_OBJECTIVE_
Reproduce all of the data below without alteration; exclude every picture.

_EXCERPTED DATA_

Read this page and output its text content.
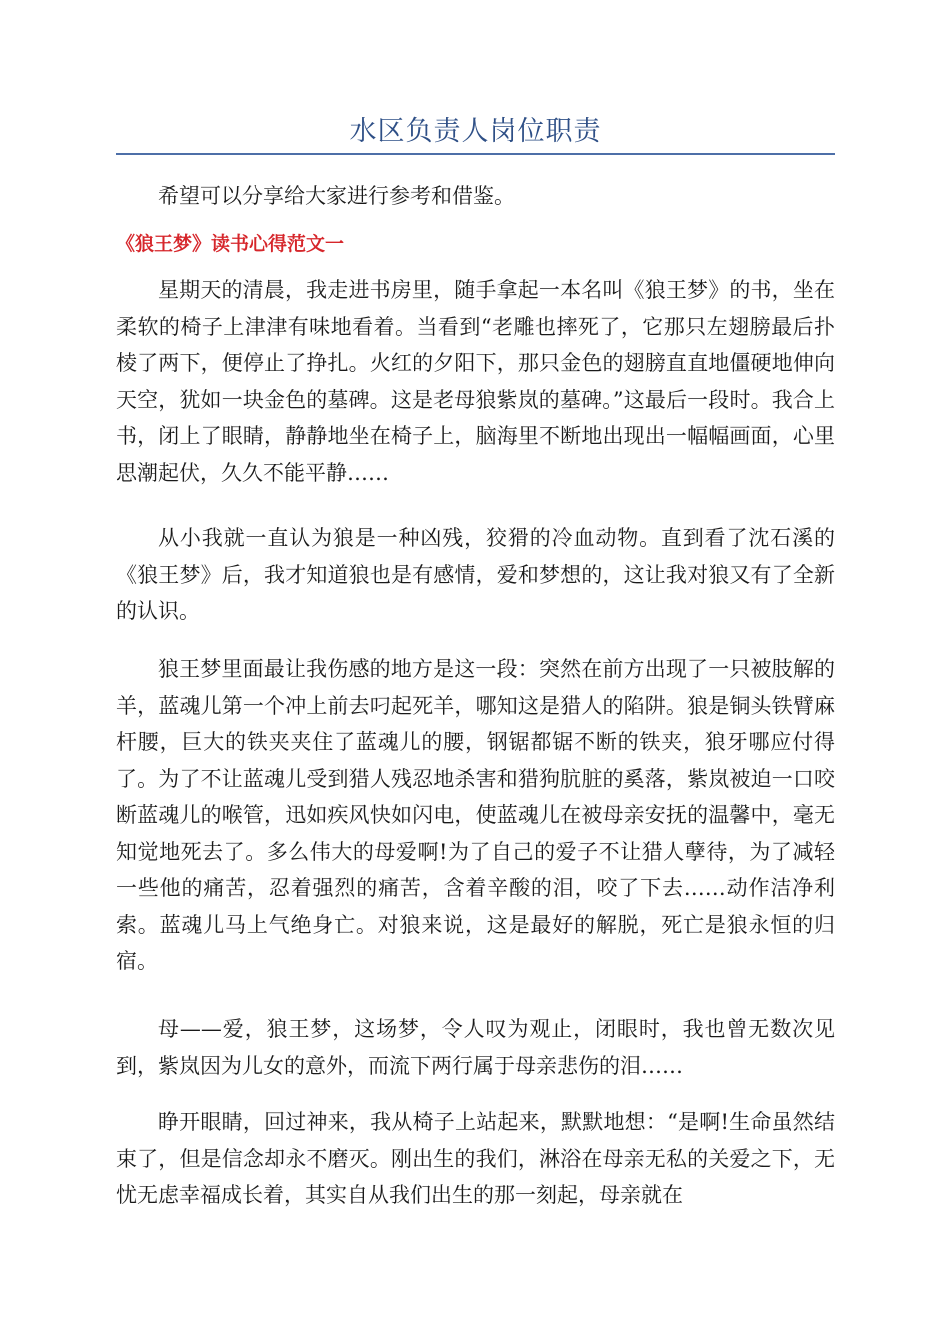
水区负责人岗位职责

希望可以分享给大家进行参考和借鉴。

《狼王梦》读书心得范文一

星期天的清晨，我走进书房里，随手拿起一本名叫《狼王梦》的书，坐在柔软的椅子上津津有味地看着。当看到“老雕也摔死了，它那只左翅膀最后扑棱了两下，便停止了挣扎。火红的夕阳下，那只金色的翅膀直直地僵硬地伸向天空，犹如一块金色的墓碑。这是老母狼紫岚的墓碑。”这最后一段时。我合上书，闭上了眼睛，静静地坐在椅子上，脑海里不断地出现出一幅幅画面，心里思潮起伏，久久不能平静……

从小我就一直认为狼是一种凶残，狡猾的冷血动物。直到看了沈石溪的《狼王梦》后，我才知道狼也是有感情，爱和梦想的，这让我对狼又有了全新的认识。

狼王梦里面最让我伤感的地方是这一段：突然在前方出现了一只被肢解的羊，蓝魂儿第一个冲上前去叼起死羊，哪知这是猎人的陷阱。狼是铜头铁臂麻杆腰，巨大的铁夹夹住了蓝魂儿的腰，钢锯都锯不断的铁夹，狼牙哪应付得了。为了不让蓝魂儿受到猎人残忍地杀害和猎狗肮脏的奚落，紫岚被迫一口咬断蓝魂儿的喉管，迅如疾风快如闪电，使蓝魂儿在被母亲安抚的温馨中，毫无知觉地死去了。多么伟大的母爱啊!为了自己的爱子不让猎人孽待，为了减轻一些他的痛苦，忍着强烈的痛苦，含着辛酸的泪，咬了下去……动作洁净利索。蓝魂儿马上气绝身亡。对狼来说，这是最好的解脱，死亡是狼永恒的归宿。

母——爱，狼王梦，这场梦，令人叹为观止，闭眼时，我也曾无数次见到，紫岚因为儿女的意外，而流下两行属于母亲悲伤的泪……

睁开眼睛，回过神来，我从椅子上站起来，默默地想：“是啊!生命虽然结束了，但是信念却永不磨灭。刚出生的我们，淋浴在母亲无私的关爱之下，无忧无虑幸福成长着，其实自从我们出生的那一刻起，母亲就在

_WRITTEN SOLUTION_
Read this page and output its text content.
水区负责人岗位职责

希望可以分享给大家进行参考和借鉴。

《狼王梦》读书心得范文一

星期天的清晨，我走进书房里，随手拿起一本名叫《狼王梦》的书，坐在柔软的椅子上津津有味地看着。当看到“老雕也摔死了，它那只左翅膀最后扑棱了两下，便停止了挣扎。火红的夕阳下，那只金色的翅膀直直地僵硬地伸向天空，犹如一块金色的墓碑。这是老母狼紫岚的墓碑。”这最后一段时。我合上书，闭上了眼睛，静静地坐在椅子上，脑海里不断地出现出一幅幅画面，心里思潮起伏，久久不能平静……

从小我就一直认为狼是一种凶残，狡猾的冷血动物。直到看了沈石溪的《狼王梦》后，我才知道狼也是有感情，爱和梦想的，这让我对狼又有了全新的认识。

狼王梦里面最让我伤感的地方是这一段：突然在前方出现了一只被肢解的羊，蓝魂儿第一个冲上前去叼起死羊，哪知这是猎人的陷阱。狼是铜头铁臂麻杆腰，巨大的铁夹夹住了蓝魂儿的腰，钢锯都锯不断的铁夹，狼牙哪应付得了。为了不让蓝魂儿受到猎人残忍地杀害和猎狗肮脏的奚落，紫岚被迫一口咬断蓝魂儿的喉管，迅如疾风快如闪电，使蓝魂儿在被母亲安抚的温馨中，毫无知觉地死去了。多么伟大的母爱啊!为了自己的爱子不让猎人孽待，为了减轻一些他的痛苦，忍着强烈的痛苦，含着辛酸的泪，咬了下去……动作洁净利索。蓝魂儿马上气绝身亡。对狼来说，这是最好的解脱，死亡是狼永恒的归宿。

母——爱，狼王梦，这场梦，令人叹为观止，闭眼时，我也曾无数次见到，紫岚因为儿女的意外，而流下两行属于母亲悲伤的泪……

睁开眼睛，回过神来，我从椅子上站起来，默默地想：“是啊!生命虽然结束了，但是信念却永不磨灭。刚出生的我们，淋浴在母亲无私的关爱之下，无忧无虑幸福成长着，其实自从我们出生的那一刻起，母亲就在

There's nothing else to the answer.